DATASET start

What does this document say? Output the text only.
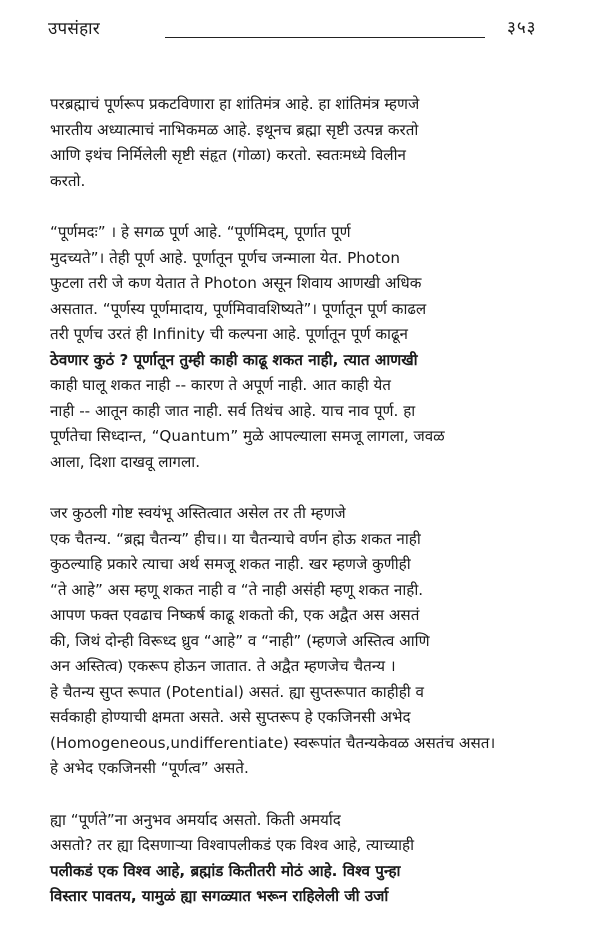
उपसंहार	३५३
परब्रह्माचं पूर्णरूप प्रकटविणारा हा शांतिमंत्र आहे. हा शांतिमंत्र म्हणजे
भारतीय अध्यात्माचं नाभिकमळ आहे. इथूनच ब्रह्मा सृष्टी उत्पन्न करतो
आणि इथंच निर्मिलेली सृष्टी संहृत (गोळा) करतो. स्वतःमध्ये विलीन
करतो.
“पूर्णमदः” । हे सगळ पूर्ण आहे. “पूर्णमिदम्, पूर्णात पूर्ण
मुदच्यते”। तेही पूर्ण आहे. पूर्णातून पूर्णच जन्माला येत. Photon
फुटला तरी जे कण येतात ते Photon असून शिवाय आणखी अधिक
असतात. “पूर्णस्य पूर्णमादाय, पूर्णमिवावशिष्यते”। पूर्णातून पूर्ण काढल
तरी पूर्णच उरतं ही Infinity ची कल्पना आहे. पूर्णातून पूर्ण काढून
ठेवणार कुठं ? पूर्णातून तुम्ही काही काढू शकत नाही, त्यात आणखी
काही घालू शकत नाही -- कारण ते अपूर्ण नाही. आत काही येत
नाही -- आतून काही जात नाही. सर्व तिथंच आहे. याच नाव पूर्ण. हा
पूर्णतेचा सिध्दान्त, “Quantum” मुळे आपल्याला समजू लागला, जवळ
आला, दिशा दाखवू लागला.
जर कुठली गोष्ट स्वयंभू अस्तित्वात असेल तर ती म्हणजे
एक चैतन्य. “ब्रह्म चैतन्य” हीच।। या चैतन्याचे वर्णन होऊ शकत नाही
कुठल्याहि प्रकारे त्याचा अर्थ समजू शकत नाही. खर म्हणजे कुणीही
“ते आहे” अस म्हणू शकत नाही व “ते नाही असंही म्हणू शकत नाही.
आपण फक्त एवढाच निष्कर्ष काढू शकतो की, एक अद्वैत अस असतं
की, जिथं दोन्ही विरूध्द ध्रुव “आहे” व “नाही” (म्हणजे अस्तित्व आणि
अन अस्तित्व) एकरूप होऊन जातात. ते अद्वैत म्हणजेच चैतन्य ।
हे चैतन्य सुप्त रूपात (Potential) असतं. ह्या सुप्तरूपात काहीही व
सर्वकाही होण्याची क्षमता असते. असे सुप्तरूप हे एकजिनसी अभेद
(Homogeneous,undifferentiate) स्वरूपांत चैतन्यकेवळ असतंच असत।
हे अभेद एकजिनसी “पूर्णत्व” असते.
ह्या “पूर्णते”ना अनुभव अमर्याद असतो. किती अमर्याद
असतो? तर ह्या दिसणाऱ्या विश्वापलीकडं एक विश्व आहे, त्याच्याही
पलीकडं एक विश्व आहे, ब्रह्मांड कितीतरी मोठं आहे. विश्व पुन्हा
विस्तार पावतय, यामुळं ह्या सगळ्यात भरून राहिलेली जी उर्जा
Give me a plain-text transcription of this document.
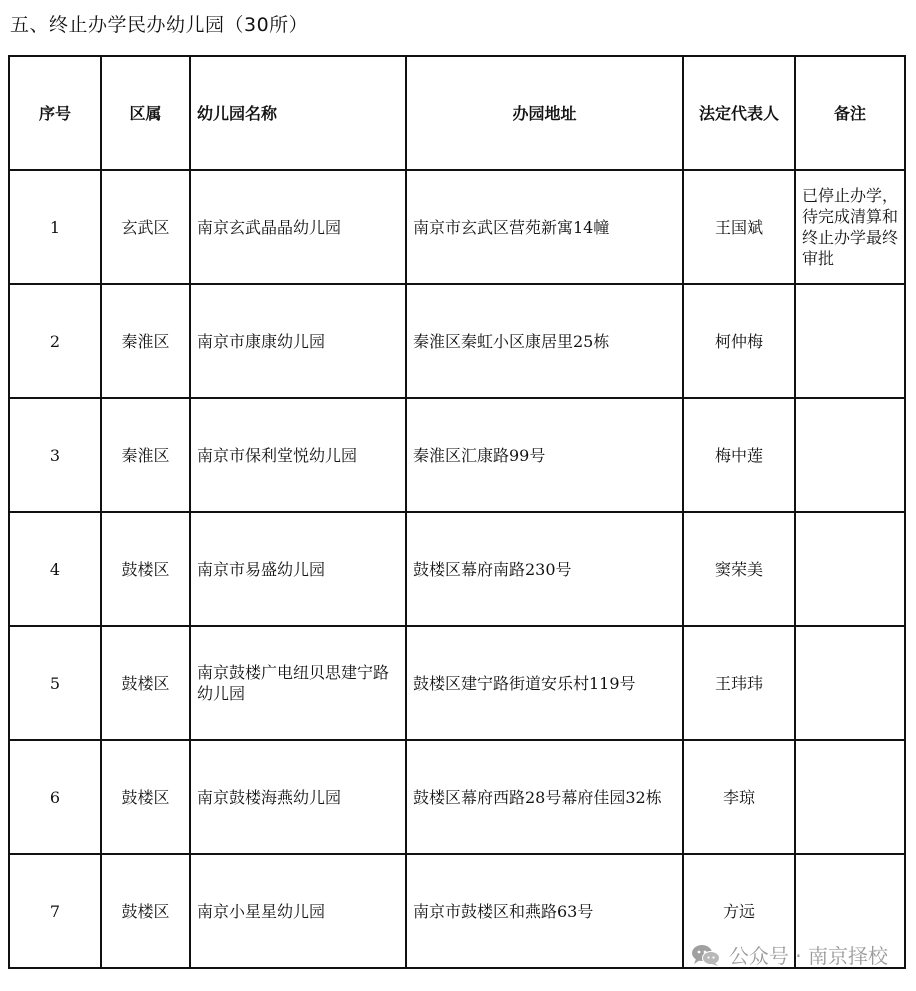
五、终止办学民办幼儿园（30所）
序号	区属	幼儿园名称	办园地址	法定代表人	备注
1	玄武区	南京玄武晶晶幼儿园	南京市玄武区营苑新寓14幢	王国斌	已停止办学，待完成清算和终止办学最终审批
2	秦淮区	南京市康康幼儿园	秦淮区秦虹小区康居里25栋	柯仲梅	
3	秦淮区	南京市保利堂悦幼儿园	秦淮区汇康路99号	梅中莲	
4	鼓楼区	南京市易盛幼儿园	鼓楼区幕府南路230号	窦荣美	
5	鼓楼区	南京鼓楼广电纽贝思建宁路幼儿园	鼓楼区建宁路街道安乐村119号	王玮玮	
6	鼓楼区	南京鼓楼海燕幼儿园	鼓楼区幕府西路28号幕府佳园32栋	李琼	
7	鼓楼区	南京小星星幼儿园	南京市鼓楼区和燕路63号	方远	
公众号 · 南京择校
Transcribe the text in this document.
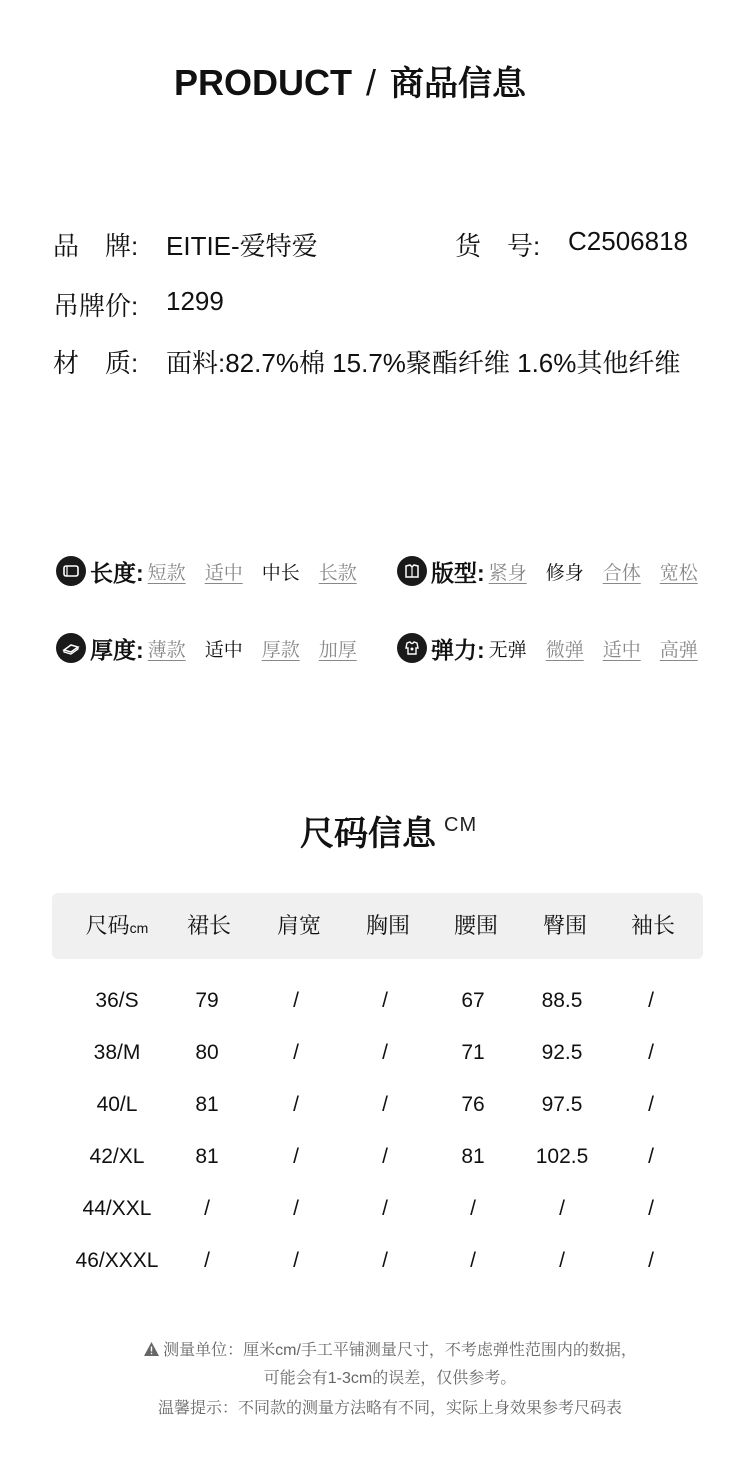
PRODUCT / 商品信息
品　牌: EITIE-爱特爱	货　号: C2506818
吊牌价: 1299
材　质: 面料:82.7%棉 15.7%聚酯纤维 1.6%其他纤维
长度: 短款 适中 中长 长款	版型: 紧身 修身 合体 宽松
厚度: 薄款 适中 厚款 加厚	弹力: 无弹 微弹 适中 高弹
尺码信息 CM
尺码cm	裙长	肩宽	胸围	腰围	臀围	袖长
36/S	79	/	/	67	88.5	/
38/M	80	/	/	71	92.5	/
40/L	81	/	/	76	97.5	/
42/XL	81	/	/	81	102.5	/
44/XXL	/	/	/	/	/	/
46/XXXL	/	/	/	/	/	/
测量单位：厘米cm/手工平铺测量尺寸，不考虑弹性范围内的数据，
可能会有1-3cm的误差，仅供参考。
温馨提示：不同款的测量方法略有不同，实际上身效果参考尺码表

DATASET end

Pick out the lines containing the string "text" and show them.

What does this document say? Output the text only.
Give me a plain-text transcription of this document.
Transcribe the text in this document.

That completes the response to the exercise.